GIVEN REQUEST:
Set down the full listing exactly as given. Any pictures are to be left out.

—————

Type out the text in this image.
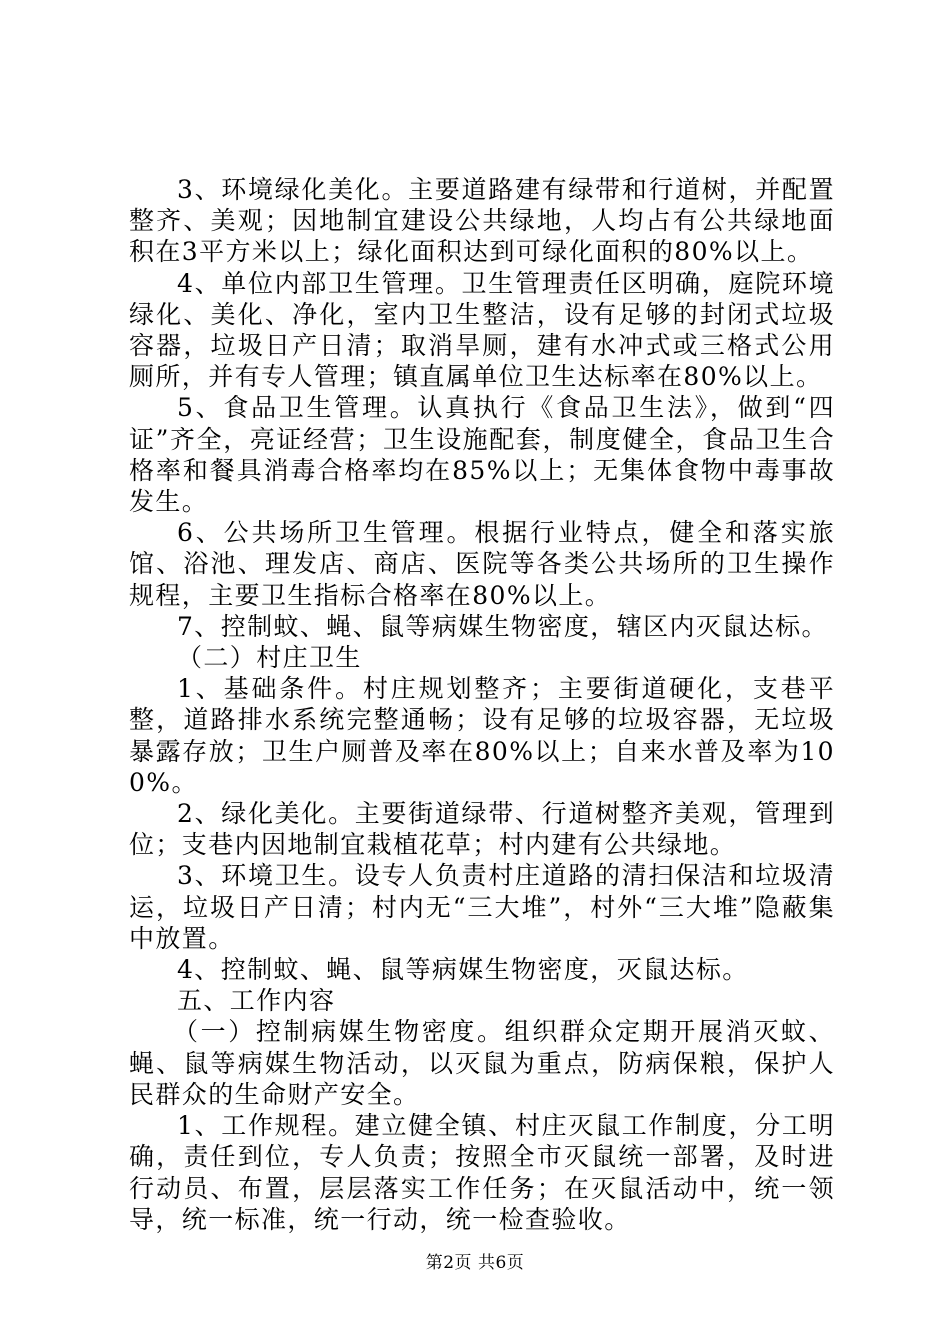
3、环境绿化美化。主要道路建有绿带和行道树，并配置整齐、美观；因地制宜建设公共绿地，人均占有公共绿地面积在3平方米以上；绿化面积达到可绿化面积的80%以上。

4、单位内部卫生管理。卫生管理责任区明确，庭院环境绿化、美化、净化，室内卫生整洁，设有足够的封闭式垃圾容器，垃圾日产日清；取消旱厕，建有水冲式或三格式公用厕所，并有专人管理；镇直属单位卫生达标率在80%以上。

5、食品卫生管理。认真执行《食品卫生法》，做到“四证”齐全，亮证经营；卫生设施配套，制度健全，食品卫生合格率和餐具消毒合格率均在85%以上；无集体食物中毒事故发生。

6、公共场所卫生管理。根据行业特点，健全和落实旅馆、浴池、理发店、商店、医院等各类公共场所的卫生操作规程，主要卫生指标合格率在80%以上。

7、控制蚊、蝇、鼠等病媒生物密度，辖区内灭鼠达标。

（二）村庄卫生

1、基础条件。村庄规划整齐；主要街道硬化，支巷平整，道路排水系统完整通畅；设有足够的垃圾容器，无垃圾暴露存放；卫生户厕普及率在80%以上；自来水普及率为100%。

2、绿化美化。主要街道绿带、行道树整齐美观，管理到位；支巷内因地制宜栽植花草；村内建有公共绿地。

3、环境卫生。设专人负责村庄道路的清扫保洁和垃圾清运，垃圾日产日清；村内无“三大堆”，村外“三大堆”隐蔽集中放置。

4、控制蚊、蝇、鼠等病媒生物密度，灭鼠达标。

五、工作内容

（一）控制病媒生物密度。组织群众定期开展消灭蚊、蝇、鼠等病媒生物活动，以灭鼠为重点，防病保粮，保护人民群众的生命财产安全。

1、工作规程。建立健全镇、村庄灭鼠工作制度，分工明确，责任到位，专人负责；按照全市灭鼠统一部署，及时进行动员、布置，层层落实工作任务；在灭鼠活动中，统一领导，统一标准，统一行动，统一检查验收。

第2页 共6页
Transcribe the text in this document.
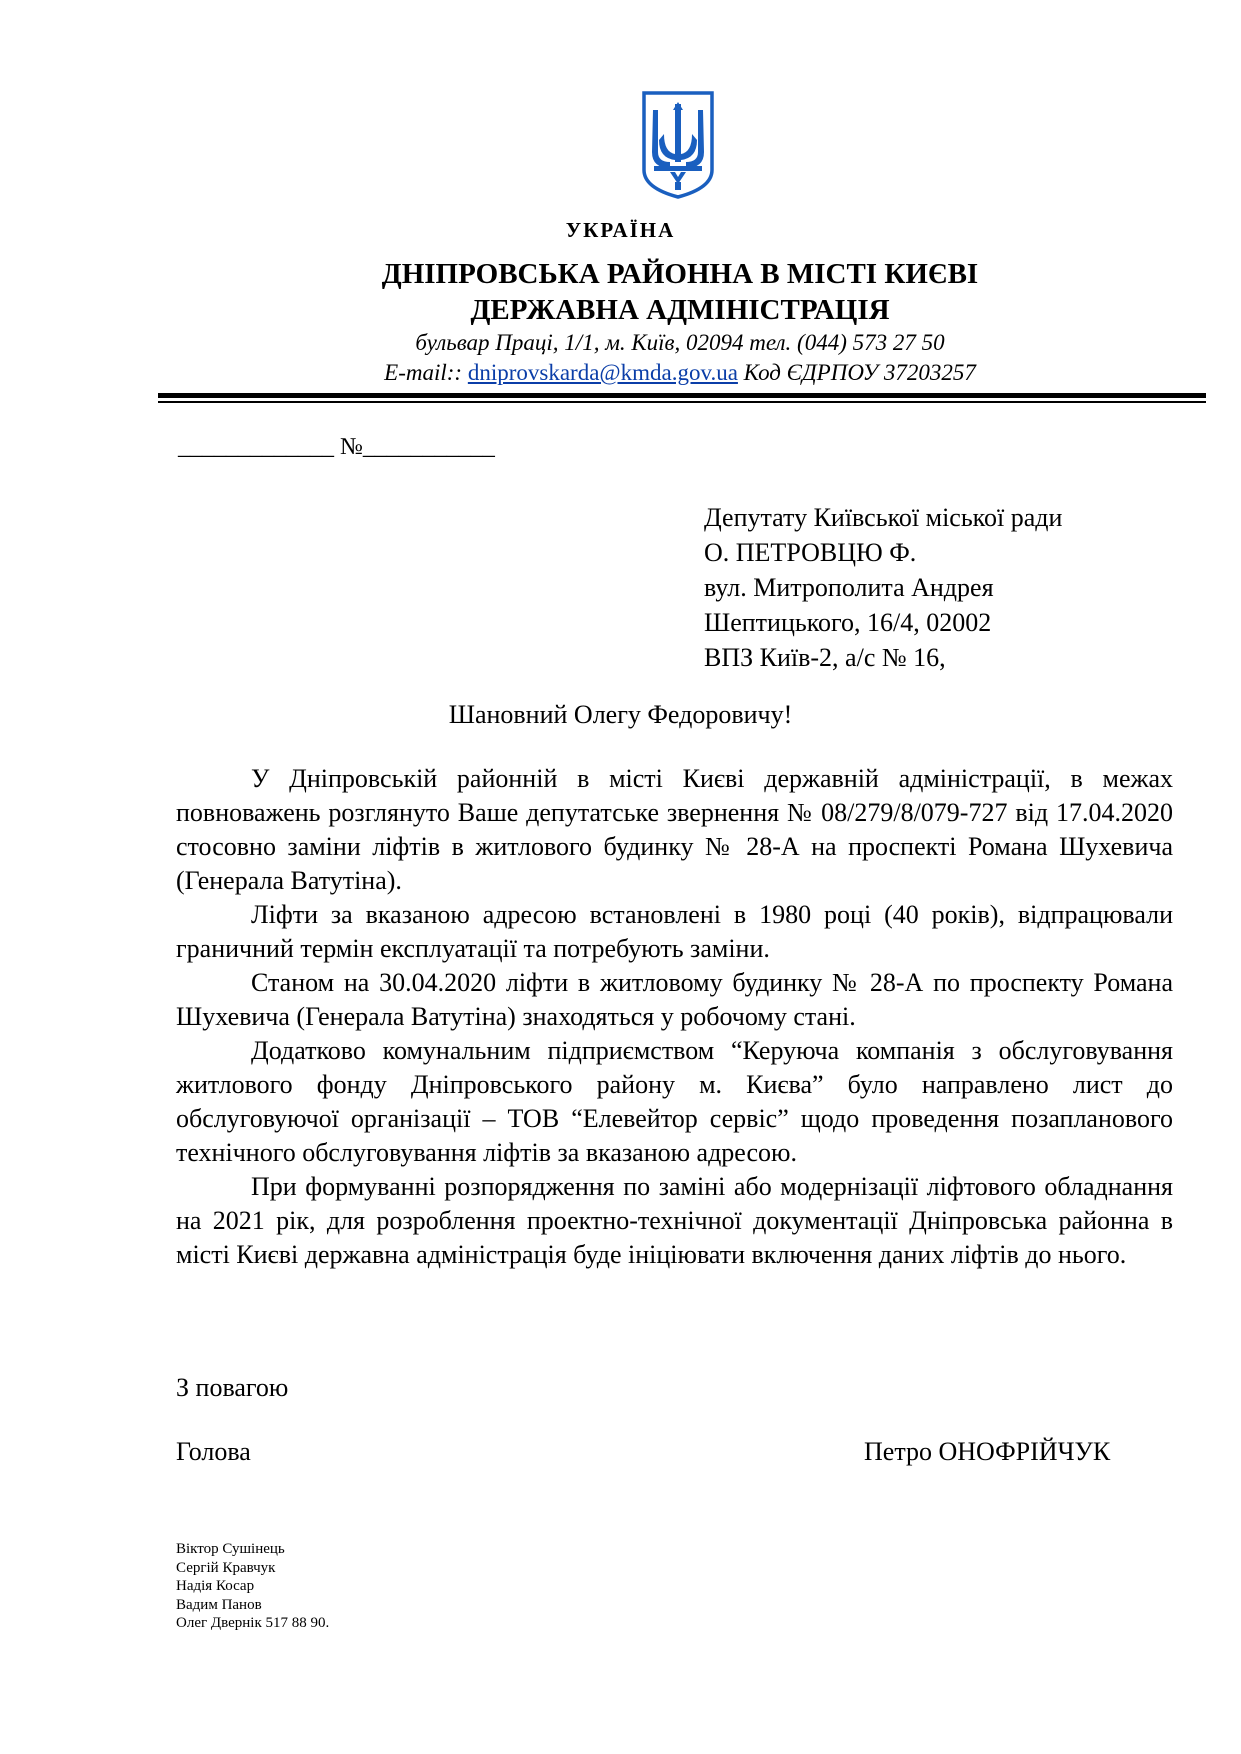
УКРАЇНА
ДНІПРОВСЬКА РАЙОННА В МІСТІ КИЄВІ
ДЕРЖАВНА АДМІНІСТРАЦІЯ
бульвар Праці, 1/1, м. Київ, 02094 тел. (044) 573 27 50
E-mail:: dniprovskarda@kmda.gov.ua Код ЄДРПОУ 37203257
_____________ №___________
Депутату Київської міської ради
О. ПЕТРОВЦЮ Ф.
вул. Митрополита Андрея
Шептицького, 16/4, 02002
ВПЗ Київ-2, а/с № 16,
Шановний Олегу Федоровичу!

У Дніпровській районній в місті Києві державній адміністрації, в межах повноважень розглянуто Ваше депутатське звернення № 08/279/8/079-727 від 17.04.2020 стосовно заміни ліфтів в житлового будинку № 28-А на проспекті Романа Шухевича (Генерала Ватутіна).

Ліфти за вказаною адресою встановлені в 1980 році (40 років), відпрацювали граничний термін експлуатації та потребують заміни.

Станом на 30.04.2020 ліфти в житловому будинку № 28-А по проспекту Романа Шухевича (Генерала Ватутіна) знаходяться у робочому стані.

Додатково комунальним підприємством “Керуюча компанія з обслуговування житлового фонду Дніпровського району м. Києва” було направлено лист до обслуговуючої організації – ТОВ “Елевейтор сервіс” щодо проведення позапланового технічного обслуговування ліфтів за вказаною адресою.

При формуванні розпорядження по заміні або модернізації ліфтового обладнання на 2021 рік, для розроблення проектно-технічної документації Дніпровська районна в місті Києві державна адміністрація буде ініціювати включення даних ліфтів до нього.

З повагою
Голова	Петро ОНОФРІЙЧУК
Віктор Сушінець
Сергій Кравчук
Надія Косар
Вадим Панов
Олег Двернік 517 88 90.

—————

EXERCISE RESPONSE:
Type out the text in this image.
3、环境绿化美化。主要道路建有绿带和行道树，并配置整齐、美观；因地制宜建设公共绿地，人均占有公共绿地面积在3平方米以上；绿化面积达到可绿化面积的80%以上。

4、单位内部卫生管理。卫生管理责任区明确，庭院环境绿化、美化、净化，室内卫生整洁，设有足够的封闭式垃圾容器，垃圾日产日清；取消旱厕，建有水冲式或三格式公用厕所，并有专人管理；镇直属单位卫生达标率在80%以上。

5、食品卫生管理。认真执行《食品卫生法》，做到“四证”齐全，亮证经营；卫生设施配套，制度健全，食品卫生合格率和餐具消毒合格率均在85%以上；无集体食物中毒事故发生。

6、公共场所卫生管理。根据行业特点，健全和落实旅馆、浴池、理发店、商店、医院等各类公共场所的卫生操作规程，主要卫生指标合格率在80%以上。

7、控制蚊、蝇、鼠等病媒生物密度，辖区内灭鼠达标。

（二）村庄卫生

1、基础条件。村庄规划整齐；主要街道硬化，支巷平整，道路排水系统完整通畅；设有足够的垃圾容器，无垃圾暴露存放；卫生户厕普及率在80%以上；自来水普及率为100%。

2、绿化美化。主要街道绿带、行道树整齐美观，管理到位；支巷内因地制宜栽植花草；村内建有公共绿地。

3、环境卫生。设专人负责村庄道路的清扫保洁和垃圾清运，垃圾日产日清；村内无“三大堆”，村外“三大堆”隐蔽集中放置。

4、控制蚊、蝇、鼠等病媒生物密度，灭鼠达标。

五、工作内容

（一）控制病媒生物密度。组织群众定期开展消灭蚊、蝇、鼠等病媒生物活动，以灭鼠为重点，防病保粮，保护人民群众的生命财产安全。

1、工作规程。建立健全镇、村庄灭鼠工作制度，分工明确，责任到位，专人负责；按照全市灭鼠统一部署，及时进行动员、布置，层层落实工作任务；在灭鼠活动中，统一领导，统一标准，统一行动，统一检查验收。

第2页 共6页
Transcribe the text in this document.
УКРАЇНА
ДНІПРОВСЬКА РАЙОННА В МІСТІ КИЄВІ
ДЕРЖАВНА АДМІНІСТРАЦІЯ
бульвар Праці, 1/1, м. Київ, 02094 тел. (044) 573 27 50
E-mail:: dniprovskarda@kmda.gov.ua Код ЄДРПОУ 37203257
_____________ №___________
Депутату Київської міської ради
О. ПЕТРОВЦЮ Ф.
вул. Митрополита Андрея
Шептицького, 16/4, 02002
ВПЗ Київ-2, а/с № 16,
Шановний Олегу Федоровичу!

У Дніпровській районній в місті Києві державній адміністрації, в межах повноважень розглянуто Ваше депутатське звернення № 08/279/8/079-727 від 17.04.2020 стосовно заміни ліфтів в житлового будинку № 28-А на проспекті Романа Шухевича (Генерала Ватутіна).

Ліфти за вказаною адресою встановлені в 1980 році (40 років), відпрацювали граничний термін експлуатації та потребують заміни.

Станом на 30.04.2020 ліфти в житловому будинку № 28-А по проспекту Романа Шухевича (Генерала Ватутіна) знаходяться у робочому стані.

Додатково комунальним підприємством “Керуюча компанія з обслуговування житлового фонду Дніпровського району м. Києва” було направлено лист до обслуговуючої організації – ТОВ “Елевейтор сервіс” щодо проведення позапланового технічного обслуговування ліфтів за вказаною адресою.

При формуванні розпорядження по заміні або модернізації ліфтового обладнання на 2021 рік, для розроблення проектно-технічної документації Дніпровська районна в місті Києві державна адміністрація буде ініціювати включення даних ліфтів до нього.

З повагою
Голова	Петро ОНОФРІЙЧУК
Віктор Сушінець
Сергій Кравчук
Надія Косар
Вадим Панов
Олег Двернік 517 88 90.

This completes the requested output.